DATA TO PROCESS:
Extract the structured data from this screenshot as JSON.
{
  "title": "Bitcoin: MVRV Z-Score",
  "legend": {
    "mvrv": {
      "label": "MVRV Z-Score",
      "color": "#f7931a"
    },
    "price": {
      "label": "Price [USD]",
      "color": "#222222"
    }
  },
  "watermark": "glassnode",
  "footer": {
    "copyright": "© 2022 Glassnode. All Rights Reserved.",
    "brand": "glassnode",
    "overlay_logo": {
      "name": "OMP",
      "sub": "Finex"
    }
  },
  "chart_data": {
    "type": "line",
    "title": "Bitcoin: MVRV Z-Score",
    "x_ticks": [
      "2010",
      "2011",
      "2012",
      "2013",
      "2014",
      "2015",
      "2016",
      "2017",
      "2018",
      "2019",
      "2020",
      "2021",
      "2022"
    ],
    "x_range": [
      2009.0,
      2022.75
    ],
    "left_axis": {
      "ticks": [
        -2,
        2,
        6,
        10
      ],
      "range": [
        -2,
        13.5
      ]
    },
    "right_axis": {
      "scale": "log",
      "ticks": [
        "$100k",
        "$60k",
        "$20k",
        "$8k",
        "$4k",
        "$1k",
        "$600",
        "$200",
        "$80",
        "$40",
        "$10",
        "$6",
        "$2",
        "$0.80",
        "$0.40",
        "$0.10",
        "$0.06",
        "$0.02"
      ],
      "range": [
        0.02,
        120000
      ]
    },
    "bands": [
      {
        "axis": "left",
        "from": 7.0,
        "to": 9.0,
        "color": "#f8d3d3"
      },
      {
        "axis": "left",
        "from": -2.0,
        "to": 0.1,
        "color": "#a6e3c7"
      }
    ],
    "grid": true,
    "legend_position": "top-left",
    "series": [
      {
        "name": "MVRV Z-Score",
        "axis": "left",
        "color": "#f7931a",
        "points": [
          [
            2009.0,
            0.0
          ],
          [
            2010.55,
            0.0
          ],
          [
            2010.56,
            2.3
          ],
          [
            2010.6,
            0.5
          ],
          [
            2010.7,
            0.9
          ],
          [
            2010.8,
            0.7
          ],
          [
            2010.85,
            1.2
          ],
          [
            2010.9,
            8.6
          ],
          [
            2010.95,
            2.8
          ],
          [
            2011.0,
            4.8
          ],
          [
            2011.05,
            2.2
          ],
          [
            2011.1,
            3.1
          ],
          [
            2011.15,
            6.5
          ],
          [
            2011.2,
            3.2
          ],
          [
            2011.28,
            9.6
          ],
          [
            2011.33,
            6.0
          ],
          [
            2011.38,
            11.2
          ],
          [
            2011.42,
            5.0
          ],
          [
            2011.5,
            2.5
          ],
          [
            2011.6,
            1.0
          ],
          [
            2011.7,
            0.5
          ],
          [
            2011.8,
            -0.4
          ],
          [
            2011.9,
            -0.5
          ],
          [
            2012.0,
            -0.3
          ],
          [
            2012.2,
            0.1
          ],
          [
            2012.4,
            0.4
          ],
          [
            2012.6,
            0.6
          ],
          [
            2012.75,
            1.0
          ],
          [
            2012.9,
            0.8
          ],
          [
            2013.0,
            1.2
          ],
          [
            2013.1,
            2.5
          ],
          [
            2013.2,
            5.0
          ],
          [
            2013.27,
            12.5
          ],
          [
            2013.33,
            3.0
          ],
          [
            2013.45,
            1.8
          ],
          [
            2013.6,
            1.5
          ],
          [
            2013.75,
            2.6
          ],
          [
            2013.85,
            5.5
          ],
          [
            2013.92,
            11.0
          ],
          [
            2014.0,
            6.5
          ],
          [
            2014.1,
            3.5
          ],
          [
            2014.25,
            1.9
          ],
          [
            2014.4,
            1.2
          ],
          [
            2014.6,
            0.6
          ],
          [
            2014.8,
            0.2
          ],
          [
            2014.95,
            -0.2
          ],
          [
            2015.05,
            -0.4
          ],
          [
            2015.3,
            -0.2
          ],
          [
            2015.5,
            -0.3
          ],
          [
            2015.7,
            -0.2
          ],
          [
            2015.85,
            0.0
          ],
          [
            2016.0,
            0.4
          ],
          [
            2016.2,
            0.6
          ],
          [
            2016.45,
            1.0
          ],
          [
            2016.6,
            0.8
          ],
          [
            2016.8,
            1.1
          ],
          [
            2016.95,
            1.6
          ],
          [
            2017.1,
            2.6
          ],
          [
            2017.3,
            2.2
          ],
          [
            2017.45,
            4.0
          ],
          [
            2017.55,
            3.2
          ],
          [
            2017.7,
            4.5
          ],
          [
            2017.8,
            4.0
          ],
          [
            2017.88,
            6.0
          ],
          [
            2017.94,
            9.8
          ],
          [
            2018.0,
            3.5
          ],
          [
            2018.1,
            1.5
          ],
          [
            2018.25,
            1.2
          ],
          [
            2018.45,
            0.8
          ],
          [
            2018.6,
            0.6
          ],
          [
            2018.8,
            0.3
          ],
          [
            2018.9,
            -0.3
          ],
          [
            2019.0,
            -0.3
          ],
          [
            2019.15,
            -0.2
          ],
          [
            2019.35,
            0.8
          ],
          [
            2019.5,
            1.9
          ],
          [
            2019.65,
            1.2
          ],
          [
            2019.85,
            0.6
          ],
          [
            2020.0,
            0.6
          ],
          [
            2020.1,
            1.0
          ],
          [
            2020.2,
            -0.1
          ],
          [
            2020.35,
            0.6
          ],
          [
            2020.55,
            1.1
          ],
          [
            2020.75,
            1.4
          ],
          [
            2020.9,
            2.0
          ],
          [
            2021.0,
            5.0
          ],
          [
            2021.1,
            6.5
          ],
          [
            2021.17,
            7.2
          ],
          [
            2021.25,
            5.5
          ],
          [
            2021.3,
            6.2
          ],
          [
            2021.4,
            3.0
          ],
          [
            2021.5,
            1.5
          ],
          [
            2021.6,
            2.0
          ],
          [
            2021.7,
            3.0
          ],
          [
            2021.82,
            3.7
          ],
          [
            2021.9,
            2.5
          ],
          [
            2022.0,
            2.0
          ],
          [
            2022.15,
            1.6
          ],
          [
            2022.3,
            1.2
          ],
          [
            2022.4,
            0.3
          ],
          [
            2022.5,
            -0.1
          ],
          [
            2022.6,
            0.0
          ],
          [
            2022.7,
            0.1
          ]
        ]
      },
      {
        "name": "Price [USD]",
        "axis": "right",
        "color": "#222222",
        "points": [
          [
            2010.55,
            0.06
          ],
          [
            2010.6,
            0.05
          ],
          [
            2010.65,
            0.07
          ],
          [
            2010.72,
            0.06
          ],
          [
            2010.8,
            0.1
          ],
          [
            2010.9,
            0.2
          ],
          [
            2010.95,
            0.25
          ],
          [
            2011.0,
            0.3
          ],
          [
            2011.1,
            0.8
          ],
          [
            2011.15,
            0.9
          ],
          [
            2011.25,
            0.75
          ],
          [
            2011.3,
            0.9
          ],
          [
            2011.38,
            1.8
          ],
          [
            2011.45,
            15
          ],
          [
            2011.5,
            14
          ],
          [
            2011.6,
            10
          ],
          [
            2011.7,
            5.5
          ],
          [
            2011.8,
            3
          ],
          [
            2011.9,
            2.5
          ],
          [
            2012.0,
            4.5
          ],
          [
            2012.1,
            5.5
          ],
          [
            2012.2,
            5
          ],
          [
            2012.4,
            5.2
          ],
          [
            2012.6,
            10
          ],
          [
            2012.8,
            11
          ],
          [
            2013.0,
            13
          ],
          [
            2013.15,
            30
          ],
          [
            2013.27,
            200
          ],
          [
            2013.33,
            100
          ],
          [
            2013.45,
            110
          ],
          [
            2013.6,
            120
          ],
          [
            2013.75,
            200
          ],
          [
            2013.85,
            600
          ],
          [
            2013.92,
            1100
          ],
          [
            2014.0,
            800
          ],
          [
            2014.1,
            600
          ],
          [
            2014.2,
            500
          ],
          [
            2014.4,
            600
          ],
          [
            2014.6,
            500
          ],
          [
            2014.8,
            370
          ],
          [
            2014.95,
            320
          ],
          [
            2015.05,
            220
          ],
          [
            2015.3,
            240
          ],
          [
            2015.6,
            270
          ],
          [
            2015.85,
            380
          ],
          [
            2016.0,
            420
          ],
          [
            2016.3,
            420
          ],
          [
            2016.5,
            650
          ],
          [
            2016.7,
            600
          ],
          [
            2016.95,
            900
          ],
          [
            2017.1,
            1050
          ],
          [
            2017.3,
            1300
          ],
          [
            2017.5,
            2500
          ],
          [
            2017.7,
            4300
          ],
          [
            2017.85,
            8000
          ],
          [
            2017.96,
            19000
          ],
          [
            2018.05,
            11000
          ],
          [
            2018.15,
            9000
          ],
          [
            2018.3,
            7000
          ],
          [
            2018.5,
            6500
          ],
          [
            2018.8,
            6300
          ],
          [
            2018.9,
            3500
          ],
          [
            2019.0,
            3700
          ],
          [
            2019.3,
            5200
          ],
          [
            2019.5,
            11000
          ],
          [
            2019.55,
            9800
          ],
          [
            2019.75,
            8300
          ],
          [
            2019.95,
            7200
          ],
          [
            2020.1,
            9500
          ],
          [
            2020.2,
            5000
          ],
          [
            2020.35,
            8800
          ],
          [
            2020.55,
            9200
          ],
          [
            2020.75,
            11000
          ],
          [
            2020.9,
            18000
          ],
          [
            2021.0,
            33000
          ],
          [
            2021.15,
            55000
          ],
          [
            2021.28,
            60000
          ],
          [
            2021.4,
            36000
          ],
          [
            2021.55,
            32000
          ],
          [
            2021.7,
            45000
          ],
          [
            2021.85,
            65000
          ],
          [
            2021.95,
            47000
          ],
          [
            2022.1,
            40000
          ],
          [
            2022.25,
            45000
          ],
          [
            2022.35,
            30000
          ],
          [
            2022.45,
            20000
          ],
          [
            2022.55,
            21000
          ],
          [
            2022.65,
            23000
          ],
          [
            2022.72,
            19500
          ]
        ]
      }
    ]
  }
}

SET EXERCISE: Copy every line of the listing containing the string "name".

RESULT OF THE EXERCISE:
      "name": "OMP",
        "name": "MVRV Z-Score",
        "name": "Price [USD]",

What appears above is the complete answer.